Instructions to follow:
Give a verbatim copy of the lines below, minus the pictures.

Extracted material:
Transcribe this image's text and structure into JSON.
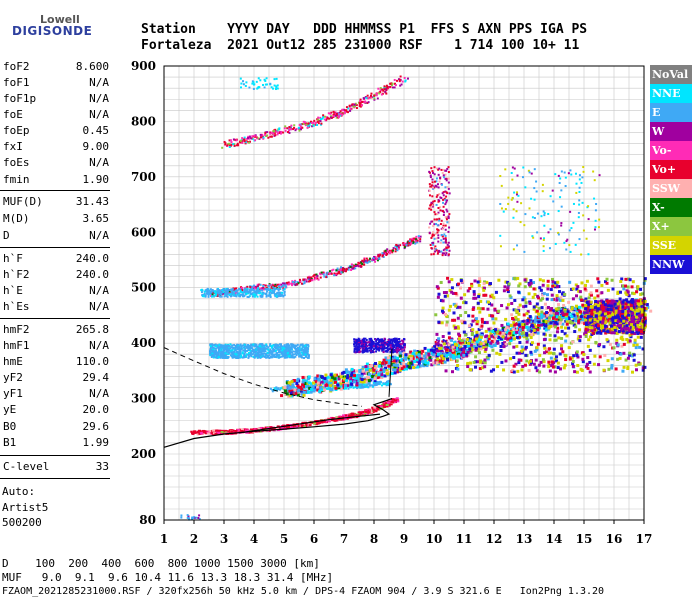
{
  "logo": {
    "line1": "Lowell",
    "line2": "DIGISONDE"
  },
  "header": {
    "row1": "Station    YYYY DAY   DDD HHMMSS P1  FFS S AXN PPS IGA PS",
    "row2": "Fortaleza  2021 Out12 285 231000 RSF    1 714 100 10+ 11"
  },
  "params": [
    {
      "name": "foF2",
      "value": "8.600"
    },
    {
      "name": "foF1",
      "value": "N/A"
    },
    {
      "name": "foF1p",
      "value": "N/A"
    },
    {
      "name": "foE",
      "value": "N/A"
    },
    {
      "name": "foEp",
      "value": "0.45"
    },
    {
      "name": "fxI",
      "value": "9.00"
    },
    {
      "name": "foEs",
      "value": "N/A"
    },
    {
      "name": "fmin",
      "value": "1.90"
    },
    {
      "name": "MUF(D)",
      "value": "31.43"
    },
    {
      "name": "M(D)",
      "value": "3.65"
    },
    {
      "name": "D",
      "value": "N/A"
    },
    {
      "name": "h`F",
      "value": "240.0"
    },
    {
      "name": "h`F2",
      "value": "240.0"
    },
    {
      "name": "h`E",
      "value": "N/A"
    },
    {
      "name": "h`Es",
      "value": "N/A"
    },
    {
      "name": "hmF2",
      "value": "265.8"
    },
    {
      "name": "hmF1",
      "value": "N/A"
    },
    {
      "name": "hmE",
      "value": "110.0"
    },
    {
      "name": "yF2",
      "value": "29.4"
    },
    {
      "name": "yF1",
      "value": "N/A"
    },
    {
      "name": "yE",
      "value": "20.0"
    },
    {
      "name": "B0",
      "value": "29.6"
    },
    {
      "name": "B1",
      "value": "1.99"
    },
    {
      "name": "C-level",
      "value": "33"
    }
  ],
  "auto": {
    "line1": "Auto:",
    "line2": "Artist5",
    "line3": "500200"
  },
  "legend": [
    {
      "label": "NoVal",
      "bg": "#808080",
      "fg": "#ffffff"
    },
    {
      "label": "NNE",
      "bg": "#00e5ff",
      "fg": "#ffffff"
    },
    {
      "label": "E",
      "bg": "#3fa9f5",
      "fg": "#ffffff"
    },
    {
      "label": "W",
      "bg": "#a0009f",
      "fg": "#ffffff"
    },
    {
      "label": "Vo-",
      "bg": "#ff2bb6",
      "fg": "#ffffff"
    },
    {
      "label": "Vo+",
      "bg": "#e8002d",
      "fg": "#ffffff"
    },
    {
      "label": "SSW",
      "bg": "#ffb0b0",
      "fg": "#ffffff"
    },
    {
      "label": "X-",
      "bg": "#007a00",
      "fg": "#ffffff"
    },
    {
      "label": "X+",
      "bg": "#8cc63f",
      "fg": "#ffffff"
    },
    {
      "label": "SSE",
      "bg": "#d4d400",
      "fg": "#ffffff"
    },
    {
      "label": "NNW",
      "bg": "#1a10d6",
      "fg": "#ffffff"
    }
  ],
  "footer": {
    "d_row": "D    100  200  400  600  800 1000 1500 3000 [km]",
    "muf_row": "MUF   9.0  9.1  9.6 10.4 11.6 13.3 18.3 31.4 [MHz]",
    "file_row": "FZAOM_2021285231000.RSF / 320fx256h 50 kHz 5.0 km / DPS-4 FZAOM 904 / 3.9 S 321.6 E   Ion2Png 1.3.20"
  },
  "chart_data": {
    "type": "scatter",
    "title": "",
    "xlabel": "",
    "ylabel": "",
    "xlim": [
      1,
      17
    ],
    "ylim": [
      80,
      900
    ],
    "x_ticks": [
      1,
      2,
      3,
      4,
      5,
      6,
      7,
      8,
      9,
      10,
      11,
      12,
      13,
      14,
      15,
      16,
      17
    ],
    "y_ticks": [
      80,
      200,
      300,
      400,
      500,
      600,
      700,
      800,
      900
    ],
    "y_tick_labels": [
      "80",
      "200",
      "300",
      "400",
      "500",
      "600",
      "700",
      "800",
      "900"
    ],
    "grid": true,
    "trace_main": [
      [
        1.9,
        240
      ],
      [
        3,
        241
      ],
      [
        4,
        244
      ],
      [
        5,
        250
      ],
      [
        6,
        258
      ],
      [
        7,
        268
      ],
      [
        7.6,
        275
      ],
      [
        8.2,
        287
      ],
      [
        8.7,
        300
      ]
    ],
    "trace_second": [
      [
        5,
        320
      ],
      [
        6,
        328
      ],
      [
        7,
        337
      ],
      [
        8,
        352
      ],
      [
        9,
        370
      ],
      [
        10,
        380
      ],
      [
        11,
        393
      ],
      [
        12,
        415
      ],
      [
        13,
        430
      ],
      [
        14,
        450
      ],
      [
        15,
        455
      ],
      [
        16,
        460
      ],
      [
        17,
        470
      ]
    ],
    "trace_echo2": [
      [
        2.5,
        490
      ],
      [
        4,
        502
      ],
      [
        5,
        505
      ],
      [
        6,
        520
      ],
      [
        7,
        535
      ],
      [
        8,
        555
      ],
      [
        9,
        580
      ],
      [
        9.5,
        590
      ]
    ],
    "trace_echo3": [
      [
        3,
        760
      ],
      [
        4,
        772
      ],
      [
        5,
        785
      ],
      [
        6,
        800
      ],
      [
        7,
        820
      ],
      [
        8,
        848
      ],
      [
        9,
        880
      ]
    ],
    "cluster_band_400": {
      "x": [
        2.5,
        5.8
      ],
      "y": [
        375,
        400
      ]
    },
    "cluster_band_400_b": {
      "x": [
        7.3,
        9.0
      ],
      "y": [
        385,
        410
      ]
    },
    "spread_f_region": {
      "x": [
        10,
        17
      ],
      "y": [
        350,
        520
      ]
    },
    "profile_curve": [
      [
        1,
        212
      ],
      [
        2,
        228
      ],
      [
        3,
        236
      ],
      [
        4,
        241
      ],
      [
        5,
        245
      ],
      [
        6,
        249
      ],
      [
        7,
        254
      ],
      [
        7.8,
        260
      ],
      [
        8.3,
        268
      ],
      [
        8.5,
        272
      ],
      [
        8.3,
        280
      ],
      [
        8,
        289
      ],
      [
        8.6,
        300
      ]
    ],
    "profile_curve_lower": [
      [
        3.5,
        238
      ],
      [
        5,
        250
      ],
      [
        6.5,
        262
      ],
      [
        7.5,
        268
      ],
      [
        8.2,
        272
      ]
    ],
    "dashed_curve": [
      [
        1,
        392
      ],
      [
        2,
        368
      ],
      [
        3,
        345
      ],
      [
        4,
        326
      ],
      [
        5,
        310
      ],
      [
        6,
        298
      ],
      [
        7,
        290
      ],
      [
        7.6,
        286
      ]
    ],
    "spike": [
      [
        8.5,
        303
      ],
      [
        8.6,
        390
      ]
    ]
  }
}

Written reply:
Transcribe this image's text and structure into JSON.
{
  "logo": {
    "line1": "Lowell",
    "line2": "DIGISONDE"
  },
  "header": {
    "row1": "Station    YYYY DAY   DDD HHMMSS P1  FFS S AXN PPS IGA PS",
    "row2": "Fortaleza  2021 Out12 285 231000 RSF    1 714 100 10+ 11"
  },
  "params": [
    {
      "name": "foF2",
      "value": "8.600"
    },
    {
      "name": "foF1",
      "value": "N/A"
    },
    {
      "name": "foF1p",
      "value": "N/A"
    },
    {
      "name": "foE",
      "value": "N/A"
    },
    {
      "name": "foEp",
      "value": "0.45"
    },
    {
      "name": "fxI",
      "value": "9.00"
    },
    {
      "name": "foEs",
      "value": "N/A"
    },
    {
      "name": "fmin",
      "value": "1.90"
    },
    {
      "name": "MUF(D)",
      "value": "31.43"
    },
    {
      "name": "M(D)",
      "value": "3.65"
    },
    {
      "name": "D",
      "value": "N/A"
    },
    {
      "name": "h`F",
      "value": "240.0"
    },
    {
      "name": "h`F2",
      "value": "240.0"
    },
    {
      "name": "h`E",
      "value": "N/A"
    },
    {
      "name": "h`Es",
      "value": "N/A"
    },
    {
      "name": "hmF2",
      "value": "265.8"
    },
    {
      "name": "hmF1",
      "value": "N/A"
    },
    {
      "name": "hmE",
      "value": "110.0"
    },
    {
      "name": "yF2",
      "value": "29.4"
    },
    {
      "name": "yF1",
      "value": "N/A"
    },
    {
      "name": "yE",
      "value": "20.0"
    },
    {
      "name": "B0",
      "value": "29.6"
    },
    {
      "name": "B1",
      "value": "1.99"
    },
    {
      "name": "C-level",
      "value": "33"
    }
  ],
  "auto": {
    "line1": "Auto:",
    "line2": "Artist5",
    "line3": "500200"
  },
  "legend": [
    {
      "label": "NoVal",
      "bg": "#808080",
      "fg": "#ffffff"
    },
    {
      "label": "NNE",
      "bg": "#00e5ff",
      "fg": "#ffffff"
    },
    {
      "label": "E",
      "bg": "#3fa9f5",
      "fg": "#ffffff"
    },
    {
      "label": "W",
      "bg": "#a0009f",
      "fg": "#ffffff"
    },
    {
      "label": "Vo-",
      "bg": "#ff2bb6",
      "fg": "#ffffff"
    },
    {
      "label": "Vo+",
      "bg": "#e8002d",
      "fg": "#ffffff"
    },
    {
      "label": "SSW",
      "bg": "#ffb0b0",
      "fg": "#ffffff"
    },
    {
      "label": "X-",
      "bg": "#007a00",
      "fg": "#ffffff"
    },
    {
      "label": "X+",
      "bg": "#8cc63f",
      "fg": "#ffffff"
    },
    {
      "label": "SSE",
      "bg": "#d4d400",
      "fg": "#ffffff"
    },
    {
      "label": "NNW",
      "bg": "#1a10d6",
      "fg": "#ffffff"
    }
  ],
  "footer": {
    "d_row": "D    100  200  400  600  800 1000 1500 3000 [km]",
    "muf_row": "MUF   9.0  9.1  9.6 10.4 11.6 13.3 18.3 31.4 [MHz]",
    "file_row": "FZAOM_2021285231000.RSF / 320fx256h 50 kHz 5.0 km / DPS-4 FZAOM 904 / 3.9 S 321.6 E   Ion2Png 1.3.20"
  },
  "chart_data": {
    "type": "scatter",
    "title": "",
    "xlabel": "",
    "ylabel": "",
    "xlim": [
      1,
      17
    ],
    "ylim": [
      80,
      900
    ],
    "x_ticks": [
      1,
      2,
      3,
      4,
      5,
      6,
      7,
      8,
      9,
      10,
      11,
      12,
      13,
      14,
      15,
      16,
      17
    ],
    "y_ticks": [
      80,
      200,
      300,
      400,
      500,
      600,
      700,
      800,
      900
    ],
    "y_tick_labels": [
      "80",
      "200",
      "300",
      "400",
      "500",
      "600",
      "700",
      "800",
      "900"
    ],
    "grid": true,
    "trace_main": [
      [
        1.9,
        240
      ],
      [
        3,
        241
      ],
      [
        4,
        244
      ],
      [
        5,
        250
      ],
      [
        6,
        258
      ],
      [
        7,
        268
      ],
      [
        7.6,
        275
      ],
      [
        8.2,
        287
      ],
      [
        8.7,
        300
      ]
    ],
    "trace_second": [
      [
        5,
        320
      ],
      [
        6,
        328
      ],
      [
        7,
        337
      ],
      [
        8,
        352
      ],
      [
        9,
        370
      ],
      [
        10,
        380
      ],
      [
        11,
        393
      ],
      [
        12,
        415
      ],
      [
        13,
        430
      ],
      [
        14,
        450
      ],
      [
        15,
        455
      ],
      [
        16,
        460
      ],
      [
        17,
        470
      ]
    ],
    "trace_echo2": [
      [
        2.5,
        490
      ],
      [
        4,
        502
      ],
      [
        5,
        505
      ],
      [
        6,
        520
      ],
      [
        7,
        535
      ],
      [
        8,
        555
      ],
      [
        9,
        580
      ],
      [
        9.5,
        590
      ]
    ],
    "trace_echo3": [
      [
        3,
        760
      ],
      [
        4,
        772
      ],
      [
        5,
        785
      ],
      [
        6,
        800
      ],
      [
        7,
        820
      ],
      [
        8,
        848
      ],
      [
        9,
        880
      ]
    ],
    "cluster_band_400": {
      "x": [
        2.5,
        5.8
      ],
      "y": [
        375,
        400
      ]
    },
    "cluster_band_400_b": {
      "x": [
        7.3,
        9.0
      ],
      "y": [
        385,
        410
      ]
    },
    "spread_f_region": {
      "x": [
        10,
        17
      ],
      "y": [
        350,
        520
      ]
    },
    "profile_curve": [
      [
        1,
        212
      ],
      [
        2,
        228
      ],
      [
        3,
        236
      ],
      [
        4,
        241
      ],
      [
        5,
        245
      ],
      [
        6,
        249
      ],
      [
        7,
        254
      ],
      [
        7.8,
        260
      ],
      [
        8.3,
        268
      ],
      [
        8.5,
        272
      ],
      [
        8.3,
        280
      ],
      [
        8,
        289
      ],
      [
        8.6,
        300
      ]
    ],
    "profile_curve_lower": [
      [
        3.5,
        238
      ],
      [
        5,
        250
      ],
      [
        6.5,
        262
      ],
      [
        7.5,
        268
      ],
      [
        8.2,
        272
      ]
    ],
    "dashed_curve": [
      [
        1,
        392
      ],
      [
        2,
        368
      ],
      [
        3,
        345
      ],
      [
        4,
        326
      ],
      [
        5,
        310
      ],
      [
        6,
        298
      ],
      [
        7,
        290
      ],
      [
        7.6,
        286
      ]
    ],
    "spike": [
      [
        8.5,
        303
      ],
      [
        8.6,
        390
      ]
    ]
  }
}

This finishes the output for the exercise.